**Exercise task**:
Reproduce the records below exactly, leaving out any pictures.

Figure record listings
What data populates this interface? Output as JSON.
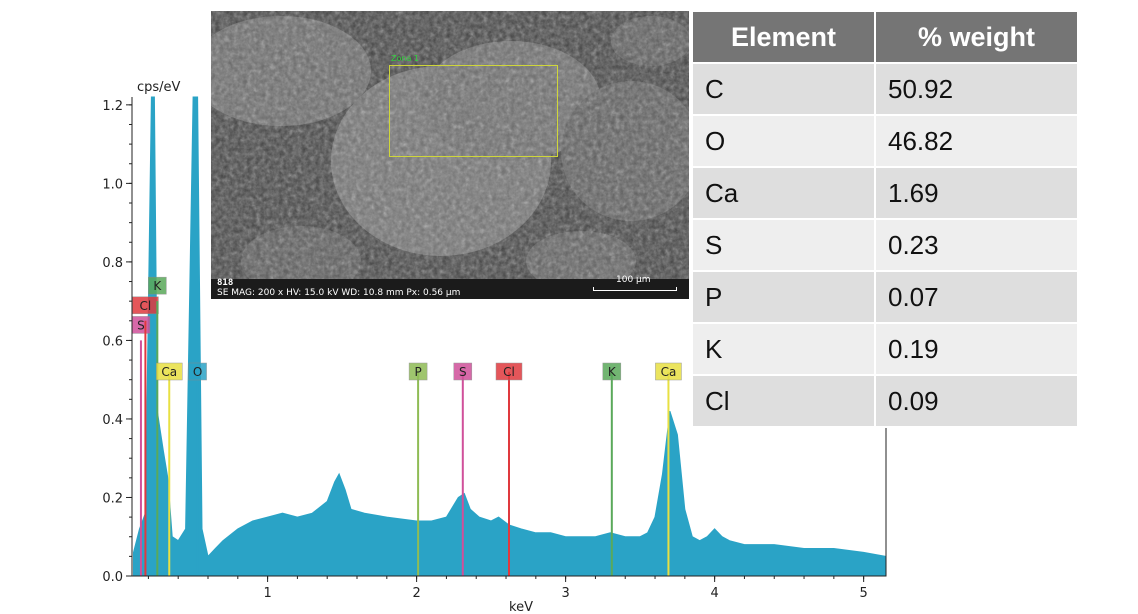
{
  "colors": {
    "spectrum": "#2aa3c6",
    "P": "#8fbc55",
    "S": "#d0509a",
    "Cl": "#e0393e",
    "K": "#5aa95a",
    "Ca": "#e8e043",
    "O": "#2aa3c6"
  },
  "sem": {
    "zone_label": "Zona 1",
    "image_id": "818",
    "params": "SE  MAG: 200 x  HV: 15.0 kV  WD: 10.8 mm  Px: 0.56 µm",
    "scale_label": "100 µm"
  },
  "table": {
    "headers": [
      "Element",
      "% weight"
    ],
    "rows": [
      {
        "element": "C",
        "weight": "50.92"
      },
      {
        "element": "O",
        "weight": "46.82"
      },
      {
        "element": "Ca",
        "weight": "1.69"
      },
      {
        "element": "S",
        "weight": "0.23"
      },
      {
        "element": "P",
        "weight": "0.07"
      },
      {
        "element": "K",
        "weight": "0.19"
      },
      {
        "element": "Cl",
        "weight": "0.09"
      }
    ]
  },
  "chart_data": {
    "type": "area",
    "title": "",
    "xlabel": "keV",
    "ylabel": "cps/eV",
    "xlim": [
      0.09,
      5.15
    ],
    "ylim": [
      0,
      1.22
    ],
    "xticks": [
      1,
      2,
      3,
      4,
      5
    ],
    "yticks": [
      0.0,
      0.2,
      0.4,
      0.6,
      0.8,
      1.0,
      1.2
    ],
    "ytick_labels": [
      "0.0",
      "0.2",
      "0.4",
      "0.6",
      "0.8",
      "1.0",
      "1.2"
    ],
    "series": [
      {
        "x": [
          0.1,
          0.14,
          0.18,
          0.22,
          0.24,
          0.26,
          0.3,
          0.33,
          0.36,
          0.4,
          0.45,
          0.5,
          0.53,
          0.56,
          0.6,
          0.65,
          0.7,
          0.8,
          0.9,
          1.0,
          1.1,
          1.2,
          1.3,
          1.4,
          1.45,
          1.48,
          1.52,
          1.56,
          1.65,
          1.8,
          2.0,
          2.1,
          2.2,
          2.28,
          2.32,
          2.36,
          2.42,
          2.5,
          2.55,
          2.62,
          2.7,
          2.8,
          2.9,
          3.0,
          3.1,
          3.2,
          3.3,
          3.4,
          3.5,
          3.55,
          3.6,
          3.65,
          3.7,
          3.75,
          3.8,
          3.85,
          3.9,
          3.95,
          4.0,
          4.05,
          4.1,
          4.2,
          4.4,
          4.6,
          4.8,
          5.0,
          5.15
        ],
        "y": [
          0.06,
          0.12,
          0.16,
          1.22,
          1.22,
          0.42,
          0.32,
          0.25,
          0.1,
          0.09,
          0.12,
          1.22,
          1.22,
          0.12,
          0.05,
          0.07,
          0.09,
          0.12,
          0.14,
          0.15,
          0.16,
          0.15,
          0.16,
          0.19,
          0.24,
          0.26,
          0.22,
          0.17,
          0.16,
          0.15,
          0.14,
          0.14,
          0.15,
          0.2,
          0.21,
          0.17,
          0.15,
          0.14,
          0.15,
          0.13,
          0.12,
          0.11,
          0.11,
          0.1,
          0.1,
          0.1,
          0.11,
          0.1,
          0.1,
          0.11,
          0.15,
          0.26,
          0.42,
          0.36,
          0.17,
          0.1,
          0.09,
          0.1,
          0.12,
          0.1,
          0.09,
          0.08,
          0.08,
          0.07,
          0.07,
          0.06,
          0.05
        ]
      }
    ],
    "peak_markers": [
      {
        "label": "S",
        "x": 0.15,
        "height": 0.6
      },
      {
        "label": "Cl",
        "x": 0.18,
        "height": 0.65
      },
      {
        "label": "K",
        "x": 0.26,
        "height": 0.7
      },
      {
        "label": "Ca",
        "x": 0.34,
        "height": 0.52
      },
      {
        "label": "O",
        "x": 0.53,
        "height": 0.52
      },
      {
        "label": "P",
        "x": 2.01,
        "height": 0.52
      },
      {
        "label": "S",
        "x": 2.31,
        "height": 0.52
      },
      {
        "label": "Cl",
        "x": 2.62,
        "height": 0.52
      },
      {
        "label": "K",
        "x": 3.31,
        "height": 0.52
      },
      {
        "label": "Ca",
        "x": 3.69,
        "height": 0.52
      }
    ]
  }
}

**Written response**:
What data populates this interface? Output as JSON.
{
  "colors": {
    "spectrum": "#2aa3c6",
    "P": "#8fbc55",
    "S": "#d0509a",
    "Cl": "#e0393e",
    "K": "#5aa95a",
    "Ca": "#e8e043",
    "O": "#2aa3c6"
  },
  "sem": {
    "zone_label": "Zona 1",
    "image_id": "818",
    "params": "SE  MAG: 200 x  HV: 15.0 kV  WD: 10.8 mm  Px: 0.56 µm",
    "scale_label": "100 µm"
  },
  "table": {
    "headers": [
      "Element",
      "% weight"
    ],
    "rows": [
      {
        "element": "C",
        "weight": "50.92"
      },
      {
        "element": "O",
        "weight": "46.82"
      },
      {
        "element": "Ca",
        "weight": "1.69"
      },
      {
        "element": "S",
        "weight": "0.23"
      },
      {
        "element": "P",
        "weight": "0.07"
      },
      {
        "element": "K",
        "weight": "0.19"
      },
      {
        "element": "Cl",
        "weight": "0.09"
      }
    ]
  },
  "chart_data": {
    "type": "area",
    "title": "",
    "xlabel": "keV",
    "ylabel": "cps/eV",
    "xlim": [
      0.09,
      5.15
    ],
    "ylim": [
      0,
      1.22
    ],
    "xticks": [
      1,
      2,
      3,
      4,
      5
    ],
    "yticks": [
      0.0,
      0.2,
      0.4,
      0.6,
      0.8,
      1.0,
      1.2
    ],
    "ytick_labels": [
      "0.0",
      "0.2",
      "0.4",
      "0.6",
      "0.8",
      "1.0",
      "1.2"
    ],
    "series": [
      {
        "x": [
          0.1,
          0.14,
          0.18,
          0.22,
          0.24,
          0.26,
          0.3,
          0.33,
          0.36,
          0.4,
          0.45,
          0.5,
          0.53,
          0.56,
          0.6,
          0.65,
          0.7,
          0.8,
          0.9,
          1.0,
          1.1,
          1.2,
          1.3,
          1.4,
          1.45,
          1.48,
          1.52,
          1.56,
          1.65,
          1.8,
          2.0,
          2.1,
          2.2,
          2.28,
          2.32,
          2.36,
          2.42,
          2.5,
          2.55,
          2.62,
          2.7,
          2.8,
          2.9,
          3.0,
          3.1,
          3.2,
          3.3,
          3.4,
          3.5,
          3.55,
          3.6,
          3.65,
          3.7,
          3.75,
          3.8,
          3.85,
          3.9,
          3.95,
          4.0,
          4.05,
          4.1,
          4.2,
          4.4,
          4.6,
          4.8,
          5.0,
          5.15
        ],
        "y": [
          0.06,
          0.12,
          0.16,
          1.22,
          1.22,
          0.42,
          0.32,
          0.25,
          0.1,
          0.09,
          0.12,
          1.22,
          1.22,
          0.12,
          0.05,
          0.07,
          0.09,
          0.12,
          0.14,
          0.15,
          0.16,
          0.15,
          0.16,
          0.19,
          0.24,
          0.26,
          0.22,
          0.17,
          0.16,
          0.15,
          0.14,
          0.14,
          0.15,
          0.2,
          0.21,
          0.17,
          0.15,
          0.14,
          0.15,
          0.13,
          0.12,
          0.11,
          0.11,
          0.1,
          0.1,
          0.1,
          0.11,
          0.1,
          0.1,
          0.11,
          0.15,
          0.26,
          0.42,
          0.36,
          0.17,
          0.1,
          0.09,
          0.1,
          0.12,
          0.1,
          0.09,
          0.08,
          0.08,
          0.07,
          0.07,
          0.06,
          0.05
        ]
      }
    ],
    "peak_markers": [
      {
        "label": "S",
        "x": 0.15,
        "height": 0.6
      },
      {
        "label": "Cl",
        "x": 0.18,
        "height": 0.65
      },
      {
        "label": "K",
        "x": 0.26,
        "height": 0.7
      },
      {
        "label": "Ca",
        "x": 0.34,
        "height": 0.52
      },
      {
        "label": "O",
        "x": 0.53,
        "height": 0.52
      },
      {
        "label": "P",
        "x": 2.01,
        "height": 0.52
      },
      {
        "label": "S",
        "x": 2.31,
        "height": 0.52
      },
      {
        "label": "Cl",
        "x": 2.62,
        "height": 0.52
      },
      {
        "label": "K",
        "x": 3.31,
        "height": 0.52
      },
      {
        "label": "Ca",
        "x": 3.69,
        "height": 0.52
      }
    ]
  }
}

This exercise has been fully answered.